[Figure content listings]
+++
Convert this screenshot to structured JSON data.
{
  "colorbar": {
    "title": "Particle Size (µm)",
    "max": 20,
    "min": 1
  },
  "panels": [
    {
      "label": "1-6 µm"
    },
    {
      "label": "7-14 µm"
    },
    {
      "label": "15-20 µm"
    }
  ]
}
+++
* _Exercise requirements_:
Extract every record. Keep wording exact.

* _Answer to this task_:
Convert this screenshot to structured JSON data.
{
  "colorbar": {
    "title": "Particle Size (µm)",
    "max": 20,
    "min": 1
  },
  "panels": [
    {
      "label": "1-6 µm"
    },
    {
      "label": "7-14 µm"
    },
    {
      "label": "15-20 µm"
    }
  ]
}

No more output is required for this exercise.